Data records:
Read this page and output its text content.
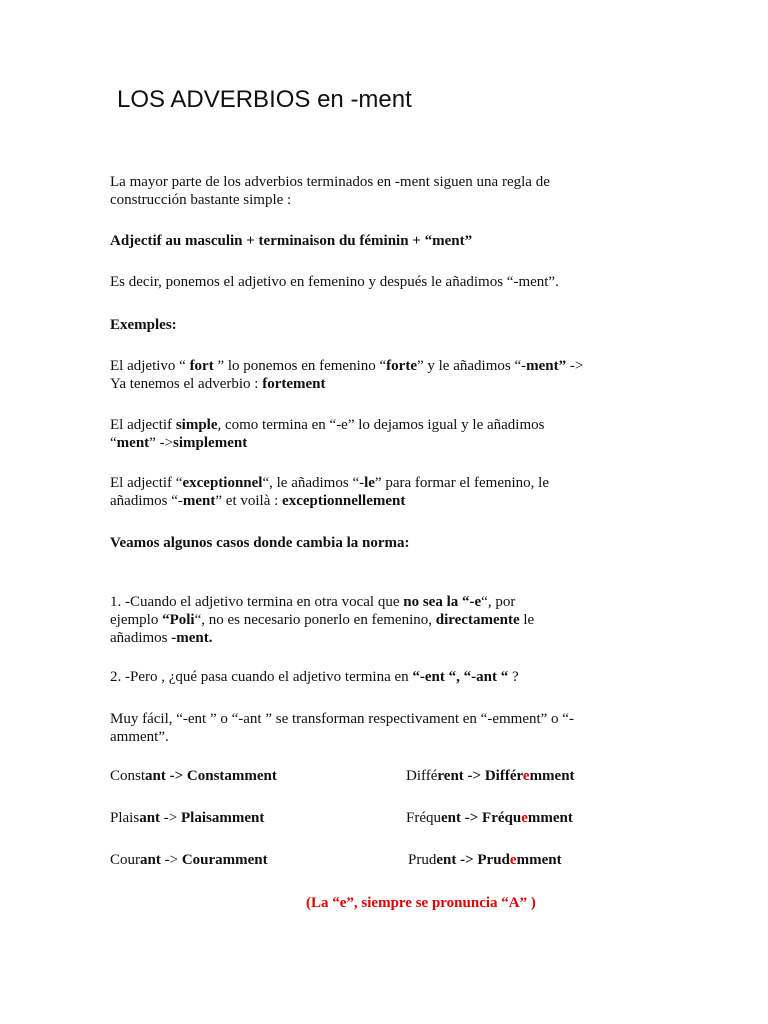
LOS ADVERBIOS en -ment
La mayor parte de los adverbios terminados en -ment siguen una regla de
construcción bastante simple :
Adjectif au masculin + terminaison du féminin + “ment”
Es decir, ponemos el adjetivo en femenino y después le añadimos “-ment”.
Exemples:
El adjetivo “ fort ” lo ponemos en femenino “forte” y le añadimos “-ment” ->
Ya tenemos el adverbio : fortement
El adjectif simple, como termina en “-e” lo dejamos igual y le añadimos
“ment” ->simplement
El adjectif “exceptionnel“, le añadimos “-le” para formar el femenino, le
añadimos “-ment” et voilà : exceptionnellement
Veamos algunos casos donde cambia la norma:
1. -Cuando el adjetivo termina en otra vocal que no sea la “-e“, por
ejemplo “Poli“, no es necesario ponerlo en femenino, directamente le
añadimos -ment.
2. -Pero , ¿qué pasa cuando el adjetivo termina en “-ent “, “-ant “ ?
Muy fácil, “-ent ” o “-ant ” se transforman respectivament en “-emment” o “-
amment”.
Constant -> Constamment	Différent -> Différemment
Plaisant -> Plaisamment	Fréquent -> Fréquemment
Courant -> Couramment	Prudent -> Prudemment
(La “e”, siempre se pronuncia “A” )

#### [WHAT IS EXPECTED]
Make an exact copy of the records shown above, without the pictures.

#### [CORRECT ANSWER]
Read this page and output its text content.
LOS ADVERBIOS en -ment
La mayor parte de los adverbios terminados en -ment siguen una regla de
construcción bastante simple :
Adjectif au masculin + terminaison du féminin + “ment”
Es decir, ponemos el adjetivo en femenino y después le añadimos “-ment”.
Exemples:
El adjetivo “ fort ” lo ponemos en femenino “forte” y le añadimos “-ment” ->
Ya tenemos el adverbio : fortement
El adjectif simple, como termina en “-e” lo dejamos igual y le añadimos
“ment” ->simplement
El adjectif “exceptionnel“, le añadimos “-le” para formar el femenino, le
añadimos “-ment” et voilà : exceptionnellement
Veamos algunos casos donde cambia la norma:
1. -Cuando el adjetivo termina en otra vocal que no sea la “-e“, por
ejemplo “Poli“, no es necesario ponerlo en femenino, directamente le
añadimos -ment.
2. -Pero , ¿qué pasa cuando el adjetivo termina en “-ent “, “-ant “ ?
Muy fácil, “-ent ” o “-ant ” se transforman respectivament en “-emment” o “-
amment”.
Constant -> Constamment	Différent -> Différemment
Plaisant -> Plaisamment	Fréquent -> Fréquemment
Courant -> Couramment	Prudent -> Prudemment
(La “e”, siempre se pronuncia “A” )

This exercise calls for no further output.